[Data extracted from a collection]
· · · · · · ·

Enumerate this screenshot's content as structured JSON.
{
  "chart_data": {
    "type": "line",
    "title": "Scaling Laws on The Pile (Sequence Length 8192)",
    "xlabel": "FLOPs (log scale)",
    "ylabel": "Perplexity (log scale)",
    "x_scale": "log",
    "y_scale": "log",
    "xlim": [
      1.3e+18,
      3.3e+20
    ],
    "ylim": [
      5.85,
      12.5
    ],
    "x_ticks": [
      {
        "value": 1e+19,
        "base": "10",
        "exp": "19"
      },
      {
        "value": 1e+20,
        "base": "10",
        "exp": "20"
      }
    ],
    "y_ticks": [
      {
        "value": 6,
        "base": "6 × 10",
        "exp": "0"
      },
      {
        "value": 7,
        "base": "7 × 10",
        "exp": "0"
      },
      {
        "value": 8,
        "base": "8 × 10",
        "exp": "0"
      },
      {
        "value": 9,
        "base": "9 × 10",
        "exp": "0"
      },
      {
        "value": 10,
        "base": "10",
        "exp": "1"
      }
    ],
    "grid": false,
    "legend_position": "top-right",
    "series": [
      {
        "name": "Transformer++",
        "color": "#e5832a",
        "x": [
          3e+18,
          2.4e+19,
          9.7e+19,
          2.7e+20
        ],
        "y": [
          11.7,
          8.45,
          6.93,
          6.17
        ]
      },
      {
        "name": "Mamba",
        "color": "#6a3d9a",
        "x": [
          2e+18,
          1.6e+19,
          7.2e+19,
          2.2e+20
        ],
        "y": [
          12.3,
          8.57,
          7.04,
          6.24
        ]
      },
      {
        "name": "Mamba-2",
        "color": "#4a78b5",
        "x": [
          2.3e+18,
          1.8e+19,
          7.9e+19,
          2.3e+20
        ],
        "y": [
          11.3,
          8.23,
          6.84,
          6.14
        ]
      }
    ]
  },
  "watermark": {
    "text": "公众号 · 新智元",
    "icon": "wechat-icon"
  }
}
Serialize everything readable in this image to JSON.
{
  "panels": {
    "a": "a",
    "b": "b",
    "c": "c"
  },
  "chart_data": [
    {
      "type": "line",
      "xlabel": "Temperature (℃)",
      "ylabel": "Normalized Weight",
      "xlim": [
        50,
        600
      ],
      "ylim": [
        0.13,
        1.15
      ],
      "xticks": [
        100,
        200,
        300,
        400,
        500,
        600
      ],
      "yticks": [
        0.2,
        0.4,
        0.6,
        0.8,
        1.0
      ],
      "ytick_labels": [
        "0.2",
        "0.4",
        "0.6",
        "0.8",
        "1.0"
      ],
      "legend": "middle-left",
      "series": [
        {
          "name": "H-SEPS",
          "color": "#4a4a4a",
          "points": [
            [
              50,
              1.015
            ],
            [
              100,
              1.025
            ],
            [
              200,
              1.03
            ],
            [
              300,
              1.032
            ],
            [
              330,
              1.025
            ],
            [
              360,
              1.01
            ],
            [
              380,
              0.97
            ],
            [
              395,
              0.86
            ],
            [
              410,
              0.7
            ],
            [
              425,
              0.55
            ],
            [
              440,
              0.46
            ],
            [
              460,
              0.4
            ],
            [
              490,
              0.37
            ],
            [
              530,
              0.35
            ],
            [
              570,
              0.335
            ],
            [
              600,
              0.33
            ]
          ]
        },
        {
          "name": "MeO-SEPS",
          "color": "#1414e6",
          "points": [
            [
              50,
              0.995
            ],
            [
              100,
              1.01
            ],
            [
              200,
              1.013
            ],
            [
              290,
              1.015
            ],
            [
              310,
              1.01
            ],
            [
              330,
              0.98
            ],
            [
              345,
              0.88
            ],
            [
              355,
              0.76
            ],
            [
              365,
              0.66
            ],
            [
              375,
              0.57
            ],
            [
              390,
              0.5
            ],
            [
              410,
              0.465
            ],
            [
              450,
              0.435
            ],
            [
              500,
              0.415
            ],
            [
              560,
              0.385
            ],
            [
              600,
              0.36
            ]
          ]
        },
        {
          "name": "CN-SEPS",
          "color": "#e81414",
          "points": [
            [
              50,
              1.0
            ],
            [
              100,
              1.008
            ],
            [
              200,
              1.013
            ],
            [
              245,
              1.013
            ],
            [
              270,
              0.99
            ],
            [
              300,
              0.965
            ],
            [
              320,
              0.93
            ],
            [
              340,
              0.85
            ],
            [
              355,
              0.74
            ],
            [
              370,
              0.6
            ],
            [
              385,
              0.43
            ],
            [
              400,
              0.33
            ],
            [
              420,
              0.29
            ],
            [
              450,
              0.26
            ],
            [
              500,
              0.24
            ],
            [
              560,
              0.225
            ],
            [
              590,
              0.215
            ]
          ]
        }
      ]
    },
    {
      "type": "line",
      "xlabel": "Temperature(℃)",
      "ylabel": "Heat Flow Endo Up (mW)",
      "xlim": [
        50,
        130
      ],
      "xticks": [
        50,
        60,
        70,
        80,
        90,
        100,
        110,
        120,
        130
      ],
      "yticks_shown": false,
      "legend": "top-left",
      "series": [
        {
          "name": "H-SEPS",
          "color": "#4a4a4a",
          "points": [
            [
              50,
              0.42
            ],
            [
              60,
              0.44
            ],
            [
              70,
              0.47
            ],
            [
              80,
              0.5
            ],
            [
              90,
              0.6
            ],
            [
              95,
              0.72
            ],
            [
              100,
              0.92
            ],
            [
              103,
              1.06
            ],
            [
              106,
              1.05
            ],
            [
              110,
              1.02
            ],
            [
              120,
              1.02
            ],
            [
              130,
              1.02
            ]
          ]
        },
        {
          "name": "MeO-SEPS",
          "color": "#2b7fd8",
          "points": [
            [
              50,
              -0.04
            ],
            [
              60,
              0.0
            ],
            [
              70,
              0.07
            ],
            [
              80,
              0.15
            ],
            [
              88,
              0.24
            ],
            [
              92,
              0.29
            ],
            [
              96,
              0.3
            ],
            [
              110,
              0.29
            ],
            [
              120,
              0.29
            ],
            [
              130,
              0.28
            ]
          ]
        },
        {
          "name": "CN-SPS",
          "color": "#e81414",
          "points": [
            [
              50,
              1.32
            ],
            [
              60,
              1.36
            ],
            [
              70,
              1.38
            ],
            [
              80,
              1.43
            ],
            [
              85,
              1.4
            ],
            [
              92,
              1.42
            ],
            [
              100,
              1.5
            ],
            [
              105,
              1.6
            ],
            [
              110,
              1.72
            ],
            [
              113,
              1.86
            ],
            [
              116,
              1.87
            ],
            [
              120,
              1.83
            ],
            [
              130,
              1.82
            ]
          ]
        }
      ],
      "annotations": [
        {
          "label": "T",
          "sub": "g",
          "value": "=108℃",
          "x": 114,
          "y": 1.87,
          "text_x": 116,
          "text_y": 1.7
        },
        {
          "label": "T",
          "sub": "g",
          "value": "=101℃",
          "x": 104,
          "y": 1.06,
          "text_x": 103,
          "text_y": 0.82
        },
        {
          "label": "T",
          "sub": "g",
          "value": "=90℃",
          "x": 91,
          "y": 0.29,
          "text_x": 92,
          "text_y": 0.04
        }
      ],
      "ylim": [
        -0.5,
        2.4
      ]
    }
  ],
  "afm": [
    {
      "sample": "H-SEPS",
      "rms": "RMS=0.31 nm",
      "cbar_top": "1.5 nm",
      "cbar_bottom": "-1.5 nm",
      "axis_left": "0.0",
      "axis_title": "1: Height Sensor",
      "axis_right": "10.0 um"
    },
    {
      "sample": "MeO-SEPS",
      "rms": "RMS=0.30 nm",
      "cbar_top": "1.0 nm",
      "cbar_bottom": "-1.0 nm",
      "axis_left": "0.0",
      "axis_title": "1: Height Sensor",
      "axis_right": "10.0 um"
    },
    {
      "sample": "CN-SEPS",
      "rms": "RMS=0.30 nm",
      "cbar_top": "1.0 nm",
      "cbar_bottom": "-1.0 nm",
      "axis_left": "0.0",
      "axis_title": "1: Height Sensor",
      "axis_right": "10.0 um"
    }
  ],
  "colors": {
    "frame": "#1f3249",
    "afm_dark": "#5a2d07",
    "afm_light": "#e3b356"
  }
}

· · · · · · ·

Filter the listing for the word "value" and copy every line that holds it.

        "value": 1e+19,
        "value": 1e+20,
        "value": 6,
        "value": 7,
        "value": 8,
        "value": 9,
        "value": 10,
          "value": "=108℃",
          "value": "=101℃",
          "value": "=90℃",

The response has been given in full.